(begin)

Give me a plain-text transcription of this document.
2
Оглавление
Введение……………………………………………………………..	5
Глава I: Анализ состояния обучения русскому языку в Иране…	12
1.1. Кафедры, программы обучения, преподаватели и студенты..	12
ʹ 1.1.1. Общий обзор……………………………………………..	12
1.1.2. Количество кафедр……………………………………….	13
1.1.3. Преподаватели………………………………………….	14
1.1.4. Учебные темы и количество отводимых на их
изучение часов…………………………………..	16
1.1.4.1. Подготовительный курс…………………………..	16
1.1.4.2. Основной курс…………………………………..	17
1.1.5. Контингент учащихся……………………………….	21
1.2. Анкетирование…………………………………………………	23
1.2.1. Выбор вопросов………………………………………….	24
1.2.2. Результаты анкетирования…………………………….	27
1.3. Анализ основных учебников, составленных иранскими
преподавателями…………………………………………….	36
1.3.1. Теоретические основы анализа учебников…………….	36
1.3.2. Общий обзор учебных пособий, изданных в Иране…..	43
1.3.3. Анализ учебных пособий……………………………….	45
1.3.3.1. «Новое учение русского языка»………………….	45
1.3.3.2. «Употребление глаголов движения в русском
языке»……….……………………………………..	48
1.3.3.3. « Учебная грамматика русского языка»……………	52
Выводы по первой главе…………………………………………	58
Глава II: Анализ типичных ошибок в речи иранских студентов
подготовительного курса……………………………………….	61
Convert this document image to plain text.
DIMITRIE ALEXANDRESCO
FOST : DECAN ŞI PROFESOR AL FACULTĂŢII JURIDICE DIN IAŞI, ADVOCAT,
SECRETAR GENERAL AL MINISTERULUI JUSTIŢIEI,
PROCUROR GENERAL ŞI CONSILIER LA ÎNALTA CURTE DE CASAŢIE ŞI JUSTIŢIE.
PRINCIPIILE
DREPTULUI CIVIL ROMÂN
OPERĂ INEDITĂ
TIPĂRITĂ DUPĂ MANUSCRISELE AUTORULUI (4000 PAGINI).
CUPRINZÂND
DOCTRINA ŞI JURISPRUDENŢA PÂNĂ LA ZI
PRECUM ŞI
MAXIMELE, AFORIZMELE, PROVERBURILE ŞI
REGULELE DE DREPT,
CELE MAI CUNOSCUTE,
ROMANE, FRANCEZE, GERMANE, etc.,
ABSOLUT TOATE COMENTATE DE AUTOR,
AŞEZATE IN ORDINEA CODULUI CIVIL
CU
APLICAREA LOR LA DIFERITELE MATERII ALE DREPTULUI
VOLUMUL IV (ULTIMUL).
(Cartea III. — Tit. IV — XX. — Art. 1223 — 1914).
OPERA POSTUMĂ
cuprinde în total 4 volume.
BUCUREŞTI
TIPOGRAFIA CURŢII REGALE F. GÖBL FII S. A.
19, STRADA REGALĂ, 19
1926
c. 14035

(end)

• What needs to be done
Set all of the records down again, exactly as they stand.

• Written response
Give me a plain-text transcription of this document.
2
Оглавление
Введение……………………………………………………………..	5
Глава I: Анализ состояния обучения русскому языку в Иране…	12
1.1. Кафедры, программы обучения, преподаватели и студенты..	12
ʹ 1.1.1. Общий обзор……………………………………………..	12
1.1.2. Количество кафедр……………………………………….	13
1.1.3. Преподаватели………………………………………….	14
1.1.4. Учебные темы и количество отводимых на их
изучение часов…………………………………..	16
1.1.4.1. Подготовительный курс…………………………..	16
1.1.4.2. Основной курс…………………………………..	17
1.1.5. Контингент учащихся……………………………….	21
1.2. Анкетирование…………………………………………………	23
1.2.1. Выбор вопросов………………………………………….	24
1.2.2. Результаты анкетирования…………………………….	27
1.3. Анализ основных учебников, составленных иранскими
преподавателями…………………………………………….	36
1.3.1. Теоретические основы анализа учебников…………….	36
1.3.2. Общий обзор учебных пособий, изданных в Иране…..	43
1.3.3. Анализ учебных пособий……………………………….	45
1.3.3.1. «Новое учение русского языка»………………….	45
1.3.3.2. «Употребление глаголов движения в русском
языке»……….……………………………………..	48
1.3.3.3. « Учебная грамматика русского языка»……………	52
Выводы по первой главе…………………………………………	58
Глава II: Анализ типичных ошибок в речи иранских студентов
подготовительного курса……………………………………….	61
Convert this document image to plain text.
DIMITRIE ALEXANDRESCO
FOST : DECAN ŞI PROFESOR AL FACULTĂŢII JURIDICE DIN IAŞI, ADVOCAT,
SECRETAR GENERAL AL MINISTERULUI JUSTIŢIEI,
PROCUROR GENERAL ŞI CONSILIER LA ÎNALTA CURTE DE CASAŢIE ŞI JUSTIŢIE.
PRINCIPIILE
DREPTULUI CIVIL ROMÂN
OPERĂ INEDITĂ
TIPĂRITĂ DUPĂ MANUSCRISELE AUTORULUI (4000 PAGINI).
CUPRINZÂND
DOCTRINA ŞI JURISPRUDENŢA PÂNĂ LA ZI
PRECUM ŞI
MAXIMELE, AFORIZMELE, PROVERBURILE ŞI
REGULELE DE DREPT,
CELE MAI CUNOSCUTE,
ROMANE, FRANCEZE, GERMANE, etc.,
ABSOLUT TOATE COMENTATE DE AUTOR,
AŞEZATE IN ORDINEA CODULUI CIVIL
CU
APLICAREA LOR LA DIFERITELE MATERII ALE DREPTULUI
VOLUMUL IV (ULTIMUL).
(Cartea III. — Tit. IV — XX. — Art. 1223 — 1914).
OPERA POSTUMĂ
cuprinde în total 4 volume.
BUCUREŞTI
TIPOGRAFIA CURŢII REGALE F. GÖBL FII S. A.
19, STRADA REGALĂ, 19
1926
c. 14035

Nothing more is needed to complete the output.